[Stored records]
-=-=-

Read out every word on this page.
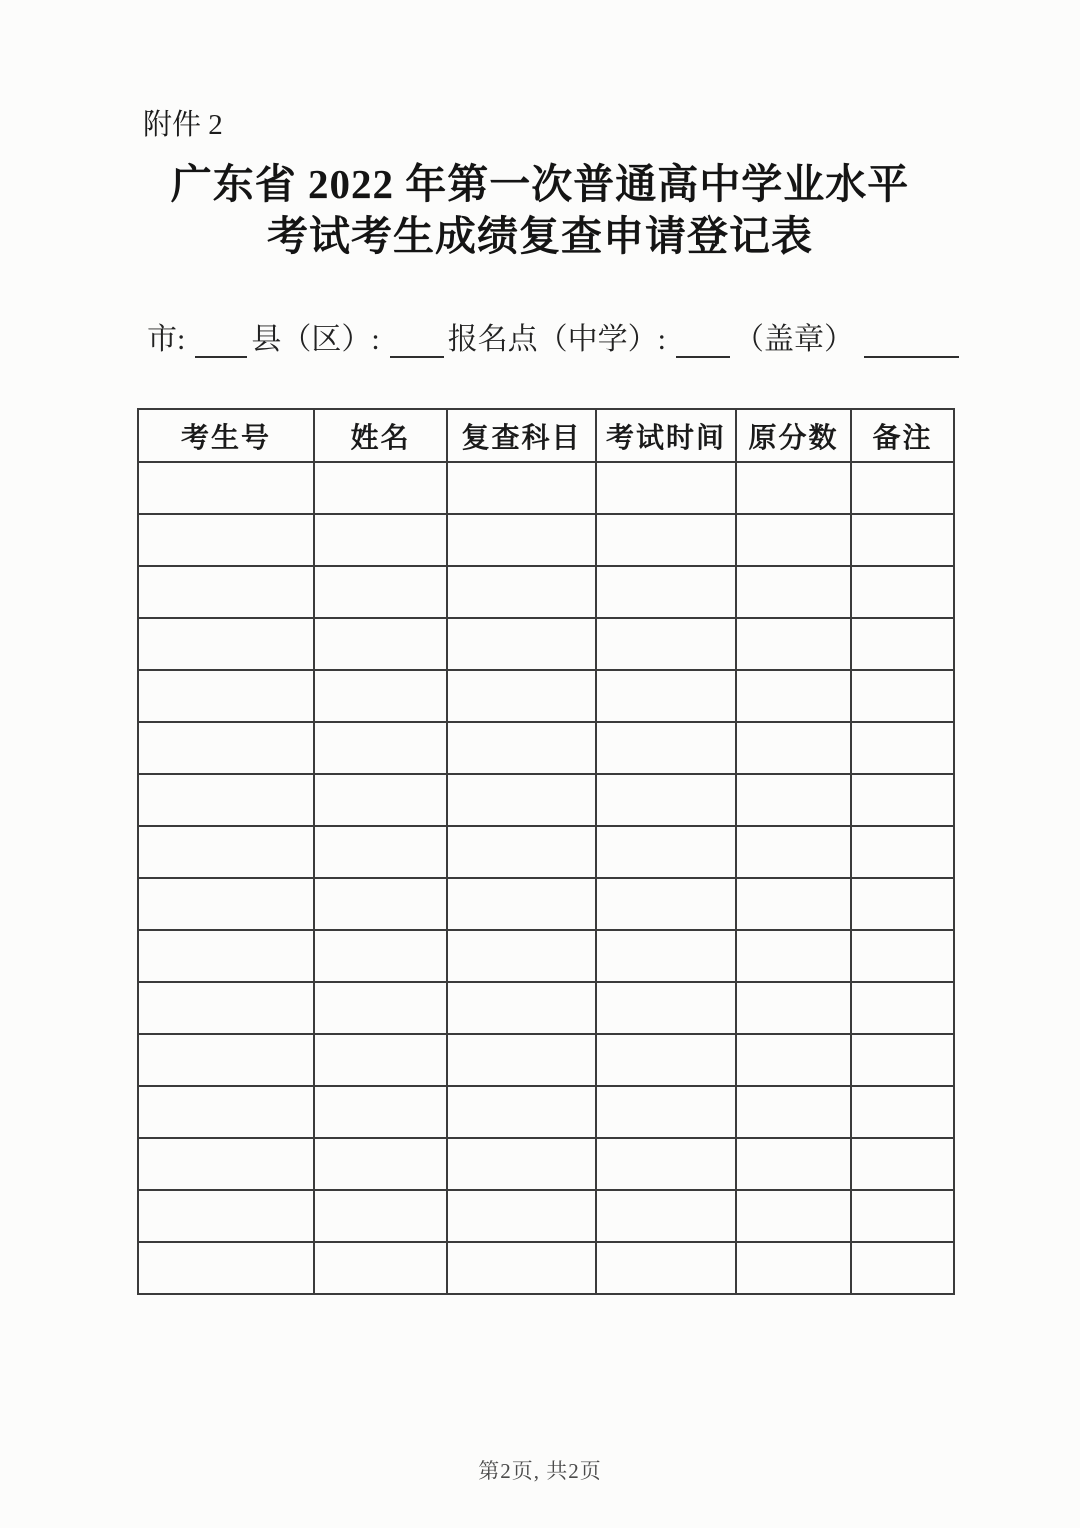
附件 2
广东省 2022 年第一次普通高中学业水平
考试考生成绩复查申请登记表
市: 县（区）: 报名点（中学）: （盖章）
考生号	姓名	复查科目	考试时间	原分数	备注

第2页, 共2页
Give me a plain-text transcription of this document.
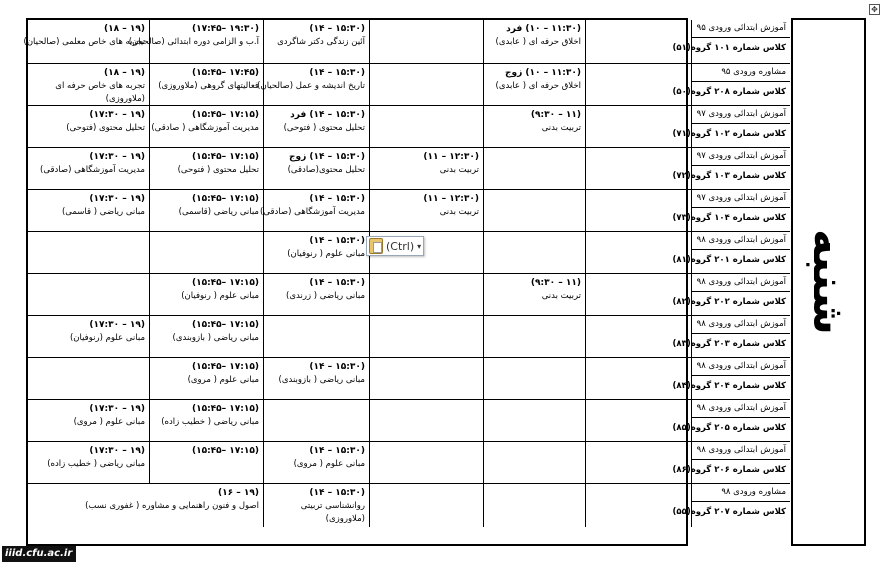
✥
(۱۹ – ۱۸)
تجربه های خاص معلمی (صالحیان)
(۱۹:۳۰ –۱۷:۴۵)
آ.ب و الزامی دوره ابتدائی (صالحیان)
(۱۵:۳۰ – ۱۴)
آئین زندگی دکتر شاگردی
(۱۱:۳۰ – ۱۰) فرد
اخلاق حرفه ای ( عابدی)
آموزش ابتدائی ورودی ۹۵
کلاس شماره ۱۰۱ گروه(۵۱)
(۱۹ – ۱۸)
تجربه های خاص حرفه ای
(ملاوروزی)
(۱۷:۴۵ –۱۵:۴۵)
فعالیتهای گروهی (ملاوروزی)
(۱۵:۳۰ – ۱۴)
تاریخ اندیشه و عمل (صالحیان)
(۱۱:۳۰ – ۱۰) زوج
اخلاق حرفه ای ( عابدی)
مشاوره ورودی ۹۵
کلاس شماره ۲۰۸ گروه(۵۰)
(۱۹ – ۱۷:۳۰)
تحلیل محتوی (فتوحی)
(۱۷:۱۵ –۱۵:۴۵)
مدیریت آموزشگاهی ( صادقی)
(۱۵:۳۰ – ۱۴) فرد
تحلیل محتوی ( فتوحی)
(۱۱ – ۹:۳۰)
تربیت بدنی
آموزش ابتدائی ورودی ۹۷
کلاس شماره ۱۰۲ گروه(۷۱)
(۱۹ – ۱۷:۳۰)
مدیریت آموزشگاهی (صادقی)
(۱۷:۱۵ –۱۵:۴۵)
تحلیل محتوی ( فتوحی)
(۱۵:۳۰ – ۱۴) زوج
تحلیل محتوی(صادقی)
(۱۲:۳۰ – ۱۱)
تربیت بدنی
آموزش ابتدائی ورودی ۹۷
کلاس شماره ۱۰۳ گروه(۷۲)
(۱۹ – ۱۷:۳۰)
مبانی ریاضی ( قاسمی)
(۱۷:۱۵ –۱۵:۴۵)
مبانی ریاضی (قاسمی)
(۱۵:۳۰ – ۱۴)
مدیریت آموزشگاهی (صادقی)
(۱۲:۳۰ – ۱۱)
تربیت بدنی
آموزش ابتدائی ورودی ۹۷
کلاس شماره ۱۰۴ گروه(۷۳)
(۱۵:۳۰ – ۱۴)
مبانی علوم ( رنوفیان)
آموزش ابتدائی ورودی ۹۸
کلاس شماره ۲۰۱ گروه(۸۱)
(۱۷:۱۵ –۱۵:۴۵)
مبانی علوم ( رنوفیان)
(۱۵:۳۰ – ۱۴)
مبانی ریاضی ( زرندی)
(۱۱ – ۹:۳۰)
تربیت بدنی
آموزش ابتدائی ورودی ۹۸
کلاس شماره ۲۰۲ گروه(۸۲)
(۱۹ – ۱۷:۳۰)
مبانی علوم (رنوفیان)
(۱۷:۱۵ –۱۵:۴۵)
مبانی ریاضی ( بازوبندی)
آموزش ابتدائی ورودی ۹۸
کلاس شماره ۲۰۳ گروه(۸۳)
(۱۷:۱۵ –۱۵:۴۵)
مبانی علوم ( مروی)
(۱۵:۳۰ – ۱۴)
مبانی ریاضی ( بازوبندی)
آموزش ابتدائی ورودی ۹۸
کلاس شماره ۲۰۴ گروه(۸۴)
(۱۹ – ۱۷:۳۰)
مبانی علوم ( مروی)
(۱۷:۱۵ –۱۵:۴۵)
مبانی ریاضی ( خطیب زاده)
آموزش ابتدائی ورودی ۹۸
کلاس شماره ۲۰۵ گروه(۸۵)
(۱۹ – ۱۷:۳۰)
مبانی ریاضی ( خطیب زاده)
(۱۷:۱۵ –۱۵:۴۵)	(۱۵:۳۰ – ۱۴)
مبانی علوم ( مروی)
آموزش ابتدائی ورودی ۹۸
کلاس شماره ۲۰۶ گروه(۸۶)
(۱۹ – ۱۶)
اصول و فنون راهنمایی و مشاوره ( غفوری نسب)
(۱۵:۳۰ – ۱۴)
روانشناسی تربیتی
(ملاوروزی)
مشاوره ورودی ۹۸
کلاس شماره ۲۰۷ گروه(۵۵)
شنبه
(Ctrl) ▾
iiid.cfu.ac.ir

-=-=-

Problem requirements:
Copy every line of the listing containing the string "تجربه".

The completed task:
تجربه های خاص معلمی (صالحیان)
تجربه های خاص حرفه ای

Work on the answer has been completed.